*** Selected excerpt Section Begins ***

Intern is Sandeep Jauhar's story of his days and nights in residency at a busy hospital in New York City, a trial that led him to question our every assumption about medical care today. Residency—and especially the first year, called internship—is legendary for its brutality. Working eighty hours or more per week, most new doctors spend their first year asking themselves why they wanted to be doctors in the first place.
Jauhar's internship was even more harrowing than most: he switched from physics to medicine in order to follow a more humane calling—only to find that medicine put patients' concerns last. He struggled to find a place among squadrons of cocky residents and doctors. He challenged the practices of the internship in The New York Times, attracting the suspicions of the medical bureaucracy. Then, suddenly stricken, he became a patient himself—and came to see that today's high-tech, high-pressure medicine can be a humane science after all.
Now a thriving cardiologist, Jauhar has all the qualities you'd want in your own doctor: expertise, insight, a feel for the human factor, a sense of humor, and a keen awareness of the worries that we all have in common. His beautifully written memoir explains the inner workings of modern medicine with rare candor and insight.
Jauhar, a cardiologist who directs the Heart Failure Program at Long Island Jewish Medical Center, completed his internship a decade ago, but still remembers his confusing, tumultuous medical apprenticeship at the prestigious New York Hospital "the way soldiers remember war." The son of an embittered immigrant plant geneticist who found the American university tenure system racist, Jauhar dithered over career choices and completed a doctorate in physics before embarking on medicine. Jauhar feels responsible when he botches the blood pressure check on a patient who later dies during an aortic dissection and when he misses the high blood sodium level of a man who then suffers irreversible brain damage. He wonders if he and his colleagues have discriminated against a cardiac patient because of his weight, and helps an advanced cancer patient's wife decide against the futile insertion of a breathing tube. As his internship progresses, he romances his future wife (an affair he describes with the passion of one buying a used car); cracks under self-doubt and the expectations of his traditional Indian family, and suffers a serious depression. He regrets that as a doctor he is sometimes impatient, emotionless and paternalistic. Although Jauhar carefully elucidates complex medical terminology for lay readers, his thoughtful, valuable memoir will be most relevant to medical students and interns experiencing similar crises.

*** Selected excerpt Section Ends ***

Answer these questions about the write-up of Intern:
(a) How many hours per week do new doctors work during residency?
(b) In what subject did Jauhar complete a doctorate before turning to medicine?
(c) Where does Jauhar direct the Heart Failure Program?

*** Entries provided Section Begins ***

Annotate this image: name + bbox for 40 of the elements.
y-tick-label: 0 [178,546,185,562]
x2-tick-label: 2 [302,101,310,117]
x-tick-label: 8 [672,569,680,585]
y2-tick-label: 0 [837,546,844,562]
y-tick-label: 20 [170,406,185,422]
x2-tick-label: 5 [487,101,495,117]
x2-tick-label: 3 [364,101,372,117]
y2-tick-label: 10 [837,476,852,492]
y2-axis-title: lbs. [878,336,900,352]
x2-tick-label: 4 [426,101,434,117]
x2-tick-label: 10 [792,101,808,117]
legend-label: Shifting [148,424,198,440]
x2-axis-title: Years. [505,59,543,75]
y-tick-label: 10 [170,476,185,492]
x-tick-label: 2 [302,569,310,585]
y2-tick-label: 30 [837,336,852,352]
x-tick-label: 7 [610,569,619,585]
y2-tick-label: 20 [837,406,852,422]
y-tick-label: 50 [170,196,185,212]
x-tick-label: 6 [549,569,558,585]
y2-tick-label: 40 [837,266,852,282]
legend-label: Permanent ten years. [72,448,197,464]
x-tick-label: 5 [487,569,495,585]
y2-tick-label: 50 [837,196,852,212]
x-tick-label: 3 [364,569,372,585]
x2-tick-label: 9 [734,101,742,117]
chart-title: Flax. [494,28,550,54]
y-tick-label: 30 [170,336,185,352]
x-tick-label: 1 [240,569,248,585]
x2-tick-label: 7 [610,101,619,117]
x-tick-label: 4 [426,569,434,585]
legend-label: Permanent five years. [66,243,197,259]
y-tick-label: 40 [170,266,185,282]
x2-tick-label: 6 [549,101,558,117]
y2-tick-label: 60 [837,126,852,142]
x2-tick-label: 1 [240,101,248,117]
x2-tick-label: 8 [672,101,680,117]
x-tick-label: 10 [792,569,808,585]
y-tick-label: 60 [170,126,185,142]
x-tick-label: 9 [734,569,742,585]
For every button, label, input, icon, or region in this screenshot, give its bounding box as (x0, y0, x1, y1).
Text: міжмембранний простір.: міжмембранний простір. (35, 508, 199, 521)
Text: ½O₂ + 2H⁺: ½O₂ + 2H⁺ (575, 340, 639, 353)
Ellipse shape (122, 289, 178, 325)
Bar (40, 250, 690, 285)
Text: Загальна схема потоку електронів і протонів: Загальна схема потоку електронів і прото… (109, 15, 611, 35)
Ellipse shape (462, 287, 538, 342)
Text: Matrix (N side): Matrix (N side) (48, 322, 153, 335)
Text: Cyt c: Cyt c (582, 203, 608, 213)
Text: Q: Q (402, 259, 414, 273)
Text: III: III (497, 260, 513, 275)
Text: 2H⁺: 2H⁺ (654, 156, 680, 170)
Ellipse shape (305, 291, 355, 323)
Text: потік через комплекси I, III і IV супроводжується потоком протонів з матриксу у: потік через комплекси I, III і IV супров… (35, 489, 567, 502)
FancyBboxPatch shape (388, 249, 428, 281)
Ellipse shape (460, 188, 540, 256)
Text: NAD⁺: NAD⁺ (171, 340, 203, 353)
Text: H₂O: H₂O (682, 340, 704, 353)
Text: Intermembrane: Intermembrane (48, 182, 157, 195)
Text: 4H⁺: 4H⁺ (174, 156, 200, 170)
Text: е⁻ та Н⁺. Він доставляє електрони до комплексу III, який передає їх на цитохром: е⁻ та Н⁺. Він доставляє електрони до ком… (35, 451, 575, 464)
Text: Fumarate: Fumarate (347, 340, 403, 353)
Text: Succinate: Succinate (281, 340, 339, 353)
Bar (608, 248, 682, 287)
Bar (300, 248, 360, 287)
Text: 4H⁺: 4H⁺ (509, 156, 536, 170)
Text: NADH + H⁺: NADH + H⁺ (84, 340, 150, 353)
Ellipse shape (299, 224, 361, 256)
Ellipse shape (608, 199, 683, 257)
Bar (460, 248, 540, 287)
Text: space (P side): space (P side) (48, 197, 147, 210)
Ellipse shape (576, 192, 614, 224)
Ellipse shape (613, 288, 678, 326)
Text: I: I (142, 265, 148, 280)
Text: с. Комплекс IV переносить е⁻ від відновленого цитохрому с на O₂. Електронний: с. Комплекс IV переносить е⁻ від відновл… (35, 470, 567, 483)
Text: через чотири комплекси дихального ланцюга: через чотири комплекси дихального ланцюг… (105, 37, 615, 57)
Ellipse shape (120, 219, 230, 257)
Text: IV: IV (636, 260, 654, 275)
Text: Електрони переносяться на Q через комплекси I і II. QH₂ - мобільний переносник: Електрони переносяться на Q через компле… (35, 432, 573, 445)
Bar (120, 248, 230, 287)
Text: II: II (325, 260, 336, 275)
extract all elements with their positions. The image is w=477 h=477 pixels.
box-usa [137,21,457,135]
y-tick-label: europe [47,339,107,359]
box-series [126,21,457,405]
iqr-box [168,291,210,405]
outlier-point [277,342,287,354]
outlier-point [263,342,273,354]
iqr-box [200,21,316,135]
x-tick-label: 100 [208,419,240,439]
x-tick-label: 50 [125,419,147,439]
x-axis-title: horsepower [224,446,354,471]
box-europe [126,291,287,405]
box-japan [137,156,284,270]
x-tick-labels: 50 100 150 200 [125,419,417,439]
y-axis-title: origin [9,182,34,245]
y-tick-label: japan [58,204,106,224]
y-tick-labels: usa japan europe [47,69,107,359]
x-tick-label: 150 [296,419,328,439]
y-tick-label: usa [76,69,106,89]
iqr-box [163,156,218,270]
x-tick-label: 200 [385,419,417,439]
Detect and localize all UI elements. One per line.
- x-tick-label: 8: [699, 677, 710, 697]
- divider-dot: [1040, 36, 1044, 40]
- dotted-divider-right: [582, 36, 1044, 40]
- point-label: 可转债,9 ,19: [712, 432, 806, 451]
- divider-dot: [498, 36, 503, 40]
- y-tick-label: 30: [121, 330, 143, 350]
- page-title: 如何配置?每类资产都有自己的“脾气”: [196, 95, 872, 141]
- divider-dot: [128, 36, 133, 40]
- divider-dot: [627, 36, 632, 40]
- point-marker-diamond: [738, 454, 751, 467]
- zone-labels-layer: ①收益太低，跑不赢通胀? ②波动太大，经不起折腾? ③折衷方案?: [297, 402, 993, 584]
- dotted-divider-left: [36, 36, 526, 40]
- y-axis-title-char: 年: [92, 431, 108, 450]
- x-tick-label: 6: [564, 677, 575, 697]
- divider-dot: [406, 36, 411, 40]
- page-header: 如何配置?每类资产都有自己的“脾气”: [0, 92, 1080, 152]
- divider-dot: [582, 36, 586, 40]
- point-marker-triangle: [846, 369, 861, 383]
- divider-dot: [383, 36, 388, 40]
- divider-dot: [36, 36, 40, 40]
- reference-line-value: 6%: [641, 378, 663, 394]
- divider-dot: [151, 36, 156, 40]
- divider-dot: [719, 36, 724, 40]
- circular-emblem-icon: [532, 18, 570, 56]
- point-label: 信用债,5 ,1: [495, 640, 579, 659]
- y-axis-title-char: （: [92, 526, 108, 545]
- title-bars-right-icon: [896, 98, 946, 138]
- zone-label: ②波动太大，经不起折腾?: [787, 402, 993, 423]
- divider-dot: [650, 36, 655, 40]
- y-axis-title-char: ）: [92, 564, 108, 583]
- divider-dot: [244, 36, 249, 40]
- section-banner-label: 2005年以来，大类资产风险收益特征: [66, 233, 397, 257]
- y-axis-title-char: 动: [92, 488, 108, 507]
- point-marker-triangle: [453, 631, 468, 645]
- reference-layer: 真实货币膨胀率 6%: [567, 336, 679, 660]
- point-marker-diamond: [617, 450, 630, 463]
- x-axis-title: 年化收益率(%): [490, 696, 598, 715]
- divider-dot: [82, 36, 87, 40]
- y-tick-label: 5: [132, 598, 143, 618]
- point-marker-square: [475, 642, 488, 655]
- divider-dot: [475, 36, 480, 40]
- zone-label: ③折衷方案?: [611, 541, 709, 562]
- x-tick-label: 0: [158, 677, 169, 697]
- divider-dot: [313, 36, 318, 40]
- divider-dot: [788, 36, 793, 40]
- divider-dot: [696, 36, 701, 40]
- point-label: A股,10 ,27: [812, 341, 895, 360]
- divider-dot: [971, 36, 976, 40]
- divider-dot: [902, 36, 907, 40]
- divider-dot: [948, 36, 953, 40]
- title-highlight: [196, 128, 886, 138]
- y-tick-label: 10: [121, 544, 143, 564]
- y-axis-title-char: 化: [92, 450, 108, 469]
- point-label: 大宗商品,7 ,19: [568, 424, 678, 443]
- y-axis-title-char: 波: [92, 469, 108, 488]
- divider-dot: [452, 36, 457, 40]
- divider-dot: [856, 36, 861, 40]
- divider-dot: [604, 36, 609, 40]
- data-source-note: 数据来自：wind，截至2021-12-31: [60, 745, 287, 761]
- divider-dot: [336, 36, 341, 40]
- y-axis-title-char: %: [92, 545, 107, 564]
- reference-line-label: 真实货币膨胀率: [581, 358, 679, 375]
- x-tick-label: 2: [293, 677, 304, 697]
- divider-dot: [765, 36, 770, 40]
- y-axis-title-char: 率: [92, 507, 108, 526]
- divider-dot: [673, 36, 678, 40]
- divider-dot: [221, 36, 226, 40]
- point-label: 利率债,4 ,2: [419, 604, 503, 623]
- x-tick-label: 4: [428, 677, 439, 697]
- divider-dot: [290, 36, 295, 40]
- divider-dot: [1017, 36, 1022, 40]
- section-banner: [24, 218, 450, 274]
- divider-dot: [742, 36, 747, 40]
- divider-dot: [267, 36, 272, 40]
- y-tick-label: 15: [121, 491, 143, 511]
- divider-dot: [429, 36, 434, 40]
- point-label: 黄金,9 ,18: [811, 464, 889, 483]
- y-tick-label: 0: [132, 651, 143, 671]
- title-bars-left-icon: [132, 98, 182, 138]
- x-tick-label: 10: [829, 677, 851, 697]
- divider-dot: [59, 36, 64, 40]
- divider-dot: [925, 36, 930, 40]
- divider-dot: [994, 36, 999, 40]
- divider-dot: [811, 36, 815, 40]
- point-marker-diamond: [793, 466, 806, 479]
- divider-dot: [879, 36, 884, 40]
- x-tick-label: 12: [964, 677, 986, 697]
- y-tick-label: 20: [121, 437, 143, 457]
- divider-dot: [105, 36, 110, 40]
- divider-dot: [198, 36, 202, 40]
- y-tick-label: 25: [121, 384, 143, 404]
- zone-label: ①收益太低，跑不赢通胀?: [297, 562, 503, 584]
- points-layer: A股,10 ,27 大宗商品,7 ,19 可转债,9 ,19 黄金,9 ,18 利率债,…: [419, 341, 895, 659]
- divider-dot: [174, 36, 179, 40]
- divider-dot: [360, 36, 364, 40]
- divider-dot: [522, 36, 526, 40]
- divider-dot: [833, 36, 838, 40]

*** Entries provided Section Ends ***

## [Expected output]
(a) Eighty hours or more per week.
(b) Physics.
(c) Long Island Jewish Medical Center.